__Exercise instructions__. Where does the string "Geschiedenis" appear? Copy every line of the entries below that holds it.
[Start Material provided]
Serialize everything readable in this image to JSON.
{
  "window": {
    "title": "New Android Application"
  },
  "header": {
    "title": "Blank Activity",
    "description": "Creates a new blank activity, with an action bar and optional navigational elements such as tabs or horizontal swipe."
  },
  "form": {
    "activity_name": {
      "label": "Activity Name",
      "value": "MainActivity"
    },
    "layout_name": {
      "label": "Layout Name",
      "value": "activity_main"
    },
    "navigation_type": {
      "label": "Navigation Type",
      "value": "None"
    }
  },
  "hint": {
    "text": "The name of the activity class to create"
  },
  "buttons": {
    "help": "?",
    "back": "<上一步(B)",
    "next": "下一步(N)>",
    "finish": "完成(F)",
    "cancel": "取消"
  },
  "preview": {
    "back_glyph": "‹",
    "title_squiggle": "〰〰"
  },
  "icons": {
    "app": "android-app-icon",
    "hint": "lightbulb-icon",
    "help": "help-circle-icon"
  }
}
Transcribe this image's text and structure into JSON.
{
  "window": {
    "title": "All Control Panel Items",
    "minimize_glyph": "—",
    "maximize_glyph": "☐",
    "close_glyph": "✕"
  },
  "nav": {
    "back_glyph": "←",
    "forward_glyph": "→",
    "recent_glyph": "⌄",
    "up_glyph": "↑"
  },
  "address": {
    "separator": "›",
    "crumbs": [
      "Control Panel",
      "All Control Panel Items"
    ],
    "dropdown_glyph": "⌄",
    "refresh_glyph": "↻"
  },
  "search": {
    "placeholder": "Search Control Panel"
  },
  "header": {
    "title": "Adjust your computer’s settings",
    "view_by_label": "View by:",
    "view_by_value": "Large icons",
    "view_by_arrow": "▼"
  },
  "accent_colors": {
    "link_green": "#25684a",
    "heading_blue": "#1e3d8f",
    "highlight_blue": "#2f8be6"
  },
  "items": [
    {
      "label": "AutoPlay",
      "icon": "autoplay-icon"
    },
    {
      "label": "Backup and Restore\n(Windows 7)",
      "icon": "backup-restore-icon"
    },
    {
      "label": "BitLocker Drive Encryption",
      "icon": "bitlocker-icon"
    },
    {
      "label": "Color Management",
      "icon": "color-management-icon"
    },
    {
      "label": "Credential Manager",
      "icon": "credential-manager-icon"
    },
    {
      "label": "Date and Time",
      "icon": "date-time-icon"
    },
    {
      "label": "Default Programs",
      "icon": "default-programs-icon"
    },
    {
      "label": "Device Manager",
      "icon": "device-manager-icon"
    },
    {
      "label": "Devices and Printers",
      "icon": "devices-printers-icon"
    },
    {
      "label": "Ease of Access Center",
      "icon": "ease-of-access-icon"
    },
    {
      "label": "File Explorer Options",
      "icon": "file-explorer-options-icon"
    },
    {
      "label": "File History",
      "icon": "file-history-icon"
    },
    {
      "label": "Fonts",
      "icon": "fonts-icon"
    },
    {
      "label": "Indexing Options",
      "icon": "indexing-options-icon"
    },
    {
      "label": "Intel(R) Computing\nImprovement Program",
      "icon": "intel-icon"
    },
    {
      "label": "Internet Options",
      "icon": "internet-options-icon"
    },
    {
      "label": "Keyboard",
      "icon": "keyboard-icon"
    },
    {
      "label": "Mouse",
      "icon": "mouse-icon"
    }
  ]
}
[End Material provided]
[Start Material provided]
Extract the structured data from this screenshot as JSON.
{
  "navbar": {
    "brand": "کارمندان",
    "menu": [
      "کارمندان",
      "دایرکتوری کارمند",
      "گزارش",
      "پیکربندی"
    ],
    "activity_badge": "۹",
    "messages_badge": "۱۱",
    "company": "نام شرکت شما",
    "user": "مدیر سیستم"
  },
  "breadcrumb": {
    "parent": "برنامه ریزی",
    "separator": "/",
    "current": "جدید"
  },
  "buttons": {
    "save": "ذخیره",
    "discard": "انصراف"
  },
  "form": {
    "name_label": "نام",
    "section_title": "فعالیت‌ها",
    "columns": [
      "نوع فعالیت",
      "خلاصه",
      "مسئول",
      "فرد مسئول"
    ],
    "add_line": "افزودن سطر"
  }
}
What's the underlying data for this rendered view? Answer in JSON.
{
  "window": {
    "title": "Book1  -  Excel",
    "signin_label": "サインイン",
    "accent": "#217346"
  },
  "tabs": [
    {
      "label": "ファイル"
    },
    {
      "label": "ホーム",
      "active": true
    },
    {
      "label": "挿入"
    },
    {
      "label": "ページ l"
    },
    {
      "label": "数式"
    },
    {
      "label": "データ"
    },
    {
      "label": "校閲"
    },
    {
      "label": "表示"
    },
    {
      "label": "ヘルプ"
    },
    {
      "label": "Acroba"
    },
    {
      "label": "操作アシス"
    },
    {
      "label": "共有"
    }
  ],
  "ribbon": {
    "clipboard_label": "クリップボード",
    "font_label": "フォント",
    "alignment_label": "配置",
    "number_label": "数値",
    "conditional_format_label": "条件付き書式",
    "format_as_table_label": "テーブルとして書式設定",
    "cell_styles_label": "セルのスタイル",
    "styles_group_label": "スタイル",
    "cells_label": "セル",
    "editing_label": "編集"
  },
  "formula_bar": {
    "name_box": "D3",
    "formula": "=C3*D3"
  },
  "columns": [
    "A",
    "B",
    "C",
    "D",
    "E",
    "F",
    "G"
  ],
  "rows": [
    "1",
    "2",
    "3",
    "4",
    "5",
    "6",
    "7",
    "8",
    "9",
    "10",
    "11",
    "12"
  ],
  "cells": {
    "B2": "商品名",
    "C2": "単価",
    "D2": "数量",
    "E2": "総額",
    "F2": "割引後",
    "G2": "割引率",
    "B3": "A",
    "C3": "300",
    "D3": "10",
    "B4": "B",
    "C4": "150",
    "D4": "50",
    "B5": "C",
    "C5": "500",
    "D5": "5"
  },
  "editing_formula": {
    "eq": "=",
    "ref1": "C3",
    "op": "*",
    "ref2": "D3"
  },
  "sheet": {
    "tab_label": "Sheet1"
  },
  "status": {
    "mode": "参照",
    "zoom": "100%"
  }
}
[End Material provided]
[Start Material provided]
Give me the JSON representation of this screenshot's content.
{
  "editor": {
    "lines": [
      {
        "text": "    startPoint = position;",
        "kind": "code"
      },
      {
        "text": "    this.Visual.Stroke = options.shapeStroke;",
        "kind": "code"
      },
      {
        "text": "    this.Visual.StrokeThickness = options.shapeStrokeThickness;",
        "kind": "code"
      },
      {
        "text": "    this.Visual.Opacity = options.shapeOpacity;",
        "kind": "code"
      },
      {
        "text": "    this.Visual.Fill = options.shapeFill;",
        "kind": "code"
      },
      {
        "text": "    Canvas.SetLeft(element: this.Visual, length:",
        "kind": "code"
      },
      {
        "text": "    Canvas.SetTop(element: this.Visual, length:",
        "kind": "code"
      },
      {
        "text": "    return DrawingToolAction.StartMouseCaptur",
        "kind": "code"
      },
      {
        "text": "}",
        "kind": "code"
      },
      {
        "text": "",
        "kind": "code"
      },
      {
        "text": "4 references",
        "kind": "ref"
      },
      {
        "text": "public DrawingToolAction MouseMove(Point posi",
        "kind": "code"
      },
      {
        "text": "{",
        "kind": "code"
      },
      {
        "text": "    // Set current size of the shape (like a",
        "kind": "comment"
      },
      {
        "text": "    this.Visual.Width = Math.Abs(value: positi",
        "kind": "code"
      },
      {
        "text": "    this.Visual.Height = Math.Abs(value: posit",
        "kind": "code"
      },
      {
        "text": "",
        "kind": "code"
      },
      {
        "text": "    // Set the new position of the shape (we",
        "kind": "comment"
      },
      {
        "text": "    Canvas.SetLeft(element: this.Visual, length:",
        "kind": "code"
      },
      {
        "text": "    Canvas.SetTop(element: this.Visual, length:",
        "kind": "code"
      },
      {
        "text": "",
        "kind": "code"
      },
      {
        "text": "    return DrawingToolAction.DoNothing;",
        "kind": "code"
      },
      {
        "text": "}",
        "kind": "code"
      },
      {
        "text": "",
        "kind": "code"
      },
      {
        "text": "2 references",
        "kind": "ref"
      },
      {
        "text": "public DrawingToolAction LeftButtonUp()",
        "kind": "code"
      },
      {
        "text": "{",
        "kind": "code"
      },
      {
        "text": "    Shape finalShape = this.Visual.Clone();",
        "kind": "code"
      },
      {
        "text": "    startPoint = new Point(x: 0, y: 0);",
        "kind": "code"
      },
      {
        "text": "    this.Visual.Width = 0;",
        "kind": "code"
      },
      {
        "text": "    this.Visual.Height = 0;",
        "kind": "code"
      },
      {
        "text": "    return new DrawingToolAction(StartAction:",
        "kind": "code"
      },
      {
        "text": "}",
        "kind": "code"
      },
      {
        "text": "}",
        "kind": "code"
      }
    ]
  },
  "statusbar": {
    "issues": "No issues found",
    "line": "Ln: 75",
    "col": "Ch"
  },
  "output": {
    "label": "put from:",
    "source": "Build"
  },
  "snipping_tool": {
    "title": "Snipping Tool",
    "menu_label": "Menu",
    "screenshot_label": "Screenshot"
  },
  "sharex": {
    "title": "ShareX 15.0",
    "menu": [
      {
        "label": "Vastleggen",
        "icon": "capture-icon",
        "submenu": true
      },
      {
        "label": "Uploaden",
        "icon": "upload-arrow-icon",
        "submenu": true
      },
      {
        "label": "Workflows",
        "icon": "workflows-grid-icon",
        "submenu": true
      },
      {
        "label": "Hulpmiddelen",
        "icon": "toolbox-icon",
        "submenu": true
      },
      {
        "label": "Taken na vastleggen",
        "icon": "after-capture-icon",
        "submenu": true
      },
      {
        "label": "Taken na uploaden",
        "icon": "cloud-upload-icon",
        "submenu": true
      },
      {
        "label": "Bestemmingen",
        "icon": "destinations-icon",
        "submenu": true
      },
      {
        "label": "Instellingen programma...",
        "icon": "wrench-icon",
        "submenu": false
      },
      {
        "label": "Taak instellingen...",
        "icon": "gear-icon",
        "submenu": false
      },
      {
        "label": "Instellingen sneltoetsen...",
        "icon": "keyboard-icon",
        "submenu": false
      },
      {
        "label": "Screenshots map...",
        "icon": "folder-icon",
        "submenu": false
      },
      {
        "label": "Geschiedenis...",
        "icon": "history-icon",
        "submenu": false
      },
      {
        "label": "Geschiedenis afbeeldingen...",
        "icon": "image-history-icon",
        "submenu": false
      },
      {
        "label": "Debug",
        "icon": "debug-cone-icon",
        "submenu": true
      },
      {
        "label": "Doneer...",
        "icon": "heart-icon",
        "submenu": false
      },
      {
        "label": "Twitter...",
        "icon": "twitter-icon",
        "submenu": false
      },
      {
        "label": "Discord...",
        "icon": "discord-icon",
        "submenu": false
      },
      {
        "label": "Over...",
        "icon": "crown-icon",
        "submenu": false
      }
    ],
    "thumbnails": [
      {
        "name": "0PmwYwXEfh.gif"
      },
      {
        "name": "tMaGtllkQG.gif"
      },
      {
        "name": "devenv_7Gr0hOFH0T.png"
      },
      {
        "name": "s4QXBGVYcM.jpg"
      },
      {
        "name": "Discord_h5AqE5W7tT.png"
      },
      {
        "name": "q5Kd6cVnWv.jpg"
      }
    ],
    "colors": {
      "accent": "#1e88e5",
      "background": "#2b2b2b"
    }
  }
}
[End Material provided]
__Task answer__.
        "label": "Geschiedenis...",
        "label": "Geschiedenis afbeeldingen...",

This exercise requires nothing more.